Extracted information:

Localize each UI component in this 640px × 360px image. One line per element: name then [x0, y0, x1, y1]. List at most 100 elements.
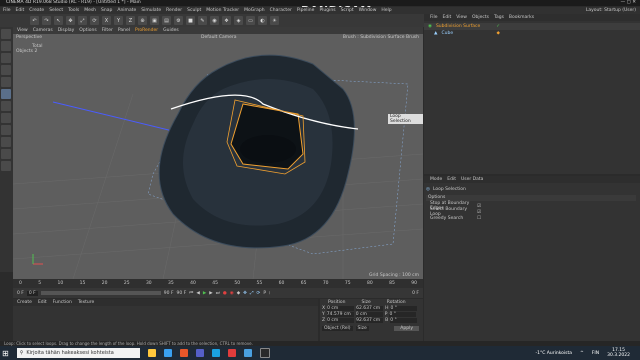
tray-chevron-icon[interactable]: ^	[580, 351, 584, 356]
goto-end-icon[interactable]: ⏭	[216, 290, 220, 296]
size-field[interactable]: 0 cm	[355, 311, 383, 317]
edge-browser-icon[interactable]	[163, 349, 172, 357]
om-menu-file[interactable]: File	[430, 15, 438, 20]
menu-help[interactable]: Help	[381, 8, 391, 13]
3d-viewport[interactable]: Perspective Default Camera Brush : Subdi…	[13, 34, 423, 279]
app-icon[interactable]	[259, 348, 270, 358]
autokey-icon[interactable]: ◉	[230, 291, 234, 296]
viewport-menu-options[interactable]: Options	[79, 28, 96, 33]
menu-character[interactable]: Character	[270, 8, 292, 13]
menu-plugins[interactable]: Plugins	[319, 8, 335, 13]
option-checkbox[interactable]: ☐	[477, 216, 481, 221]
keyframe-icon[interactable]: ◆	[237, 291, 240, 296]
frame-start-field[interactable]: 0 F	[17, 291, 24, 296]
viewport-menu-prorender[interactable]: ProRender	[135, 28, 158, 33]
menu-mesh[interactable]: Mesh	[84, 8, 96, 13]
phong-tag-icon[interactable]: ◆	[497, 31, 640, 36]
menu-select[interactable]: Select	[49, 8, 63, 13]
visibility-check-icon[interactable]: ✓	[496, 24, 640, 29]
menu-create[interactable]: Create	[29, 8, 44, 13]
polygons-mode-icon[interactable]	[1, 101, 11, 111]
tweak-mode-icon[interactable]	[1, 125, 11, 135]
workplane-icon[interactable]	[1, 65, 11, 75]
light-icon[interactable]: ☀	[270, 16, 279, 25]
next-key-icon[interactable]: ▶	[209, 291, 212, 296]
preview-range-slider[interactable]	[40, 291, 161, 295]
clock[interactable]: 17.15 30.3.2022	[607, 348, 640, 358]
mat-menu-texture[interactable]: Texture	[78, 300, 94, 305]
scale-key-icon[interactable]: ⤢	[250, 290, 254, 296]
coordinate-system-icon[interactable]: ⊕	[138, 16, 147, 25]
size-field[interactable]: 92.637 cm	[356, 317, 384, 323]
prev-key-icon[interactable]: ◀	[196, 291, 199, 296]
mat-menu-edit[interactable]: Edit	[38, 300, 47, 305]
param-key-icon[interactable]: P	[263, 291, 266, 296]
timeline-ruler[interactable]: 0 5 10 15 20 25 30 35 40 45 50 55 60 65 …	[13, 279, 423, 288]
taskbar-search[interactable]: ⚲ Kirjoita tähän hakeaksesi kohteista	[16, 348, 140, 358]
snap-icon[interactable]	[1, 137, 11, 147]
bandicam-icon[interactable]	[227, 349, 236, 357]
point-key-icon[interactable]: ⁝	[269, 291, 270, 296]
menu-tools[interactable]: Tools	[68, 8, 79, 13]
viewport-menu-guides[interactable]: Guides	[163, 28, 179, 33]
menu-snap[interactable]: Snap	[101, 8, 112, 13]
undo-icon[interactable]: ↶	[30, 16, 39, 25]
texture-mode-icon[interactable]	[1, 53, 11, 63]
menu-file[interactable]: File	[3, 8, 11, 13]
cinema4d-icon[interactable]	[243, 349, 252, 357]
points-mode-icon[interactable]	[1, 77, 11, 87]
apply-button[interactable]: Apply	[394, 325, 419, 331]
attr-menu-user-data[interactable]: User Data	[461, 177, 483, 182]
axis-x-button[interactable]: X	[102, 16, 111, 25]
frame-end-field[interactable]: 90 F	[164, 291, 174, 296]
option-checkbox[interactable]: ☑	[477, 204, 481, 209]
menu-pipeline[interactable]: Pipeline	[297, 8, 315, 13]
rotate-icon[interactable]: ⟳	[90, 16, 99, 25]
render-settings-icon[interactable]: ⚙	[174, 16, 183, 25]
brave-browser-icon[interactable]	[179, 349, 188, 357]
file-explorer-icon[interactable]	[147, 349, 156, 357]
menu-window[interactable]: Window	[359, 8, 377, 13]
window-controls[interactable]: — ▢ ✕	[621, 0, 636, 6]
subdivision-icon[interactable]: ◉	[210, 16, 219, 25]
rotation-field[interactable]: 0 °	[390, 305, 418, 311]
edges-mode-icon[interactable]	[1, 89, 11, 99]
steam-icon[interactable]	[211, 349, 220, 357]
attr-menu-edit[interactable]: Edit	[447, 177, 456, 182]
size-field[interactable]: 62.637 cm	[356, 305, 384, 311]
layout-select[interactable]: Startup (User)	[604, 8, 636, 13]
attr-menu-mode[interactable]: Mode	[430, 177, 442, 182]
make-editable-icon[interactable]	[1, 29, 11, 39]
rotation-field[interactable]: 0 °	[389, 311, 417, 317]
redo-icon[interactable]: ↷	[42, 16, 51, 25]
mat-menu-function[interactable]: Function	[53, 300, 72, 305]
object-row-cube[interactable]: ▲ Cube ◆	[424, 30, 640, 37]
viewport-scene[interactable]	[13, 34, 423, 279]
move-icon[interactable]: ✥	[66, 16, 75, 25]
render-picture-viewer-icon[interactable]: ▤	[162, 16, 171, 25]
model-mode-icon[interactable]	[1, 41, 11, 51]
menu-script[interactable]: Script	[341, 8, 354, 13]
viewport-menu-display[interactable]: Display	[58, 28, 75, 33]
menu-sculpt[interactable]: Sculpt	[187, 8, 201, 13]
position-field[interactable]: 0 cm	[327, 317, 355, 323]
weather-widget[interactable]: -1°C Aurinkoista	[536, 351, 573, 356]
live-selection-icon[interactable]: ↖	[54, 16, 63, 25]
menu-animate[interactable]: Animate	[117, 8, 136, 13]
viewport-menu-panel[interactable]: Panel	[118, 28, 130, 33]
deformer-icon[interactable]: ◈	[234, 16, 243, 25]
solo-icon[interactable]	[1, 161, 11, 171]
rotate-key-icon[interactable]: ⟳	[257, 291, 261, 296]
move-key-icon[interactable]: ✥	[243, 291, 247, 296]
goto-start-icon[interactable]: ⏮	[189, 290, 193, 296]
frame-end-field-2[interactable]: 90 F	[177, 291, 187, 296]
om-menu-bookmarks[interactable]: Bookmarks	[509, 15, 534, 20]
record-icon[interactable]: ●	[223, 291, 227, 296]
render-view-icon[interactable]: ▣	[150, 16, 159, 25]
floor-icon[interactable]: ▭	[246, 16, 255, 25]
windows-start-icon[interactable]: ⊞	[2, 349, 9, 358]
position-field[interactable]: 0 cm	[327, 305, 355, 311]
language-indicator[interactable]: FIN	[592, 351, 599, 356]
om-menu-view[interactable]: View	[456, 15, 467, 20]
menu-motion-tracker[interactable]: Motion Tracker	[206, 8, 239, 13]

What the exercise asks:
Arrange the listing lines from the one containing "351, 584, 356]" down to the one containing "24, 640, 29]", both included, as a Markdown table with the columns Row and Entry, skipping any blank lines.

Result of this task:
| Row | Entry |
|---|---|
| 1 | tray-chevron-icon[interactable]: ^	[580, 351, 584, 356] |
| 2 | goto-end-icon[interactable]: ⏭	[216, 290, 220, 296] |
| 3 | size-field[interactable]: 0 cm	[355, 311, 383, 317] |
| 4 | edge-browser-icon[interactable]	[163, 349, 172, 357] |
| 5 | om-menu-file[interactable]: File	[430, 15, 438, 20] |
| 6 | menu-help[interactable]: Help	[381, 8, 391, 13] |
| 7 | 3d-viewport[interactable]: Perspective Default Camera Brush : Subdi…	[13, 34, 423, 279] |
| 8 | app-icon[interactable]	[259, 348, 270, 358] |
| 9 | autokey-icon[interactable]: ◉	[230, 291, 234, 296] |
| 10 | viewport-menu-options[interactable]: Options	[79, 28, 96, 33] |
| 11 | menu-character[interactable]: Character	[270, 8, 292, 13] |
| 12 | menu-plugins[interactable]: Plugins	[319, 8, 335, 13] |
| 13 | option-checkbox[interactable]: ☐	[477, 216, 481, 221] |
| 14 | keyframe-icon[interactable]: ◆	[237, 291, 240, 296] |
| 15 | frame-start-field[interactable]: 0 F	[17, 291, 24, 296] |
| 16 | viewport-menu-prorender[interactable]: ProRender	[135, 28, 158, 33] |
| 17 | menu-mesh[interactable]: Mesh	[84, 8, 96, 13] |
| 18 | phong-tag-icon[interactable]: ◆	[497, 31, 640, 36] |
| 19 | menu-select[interactable]: Select	[49, 8, 63, 13] |
| 20 | visibility-check-icon[interactable]: ✓	[496, 24, 640, 29] |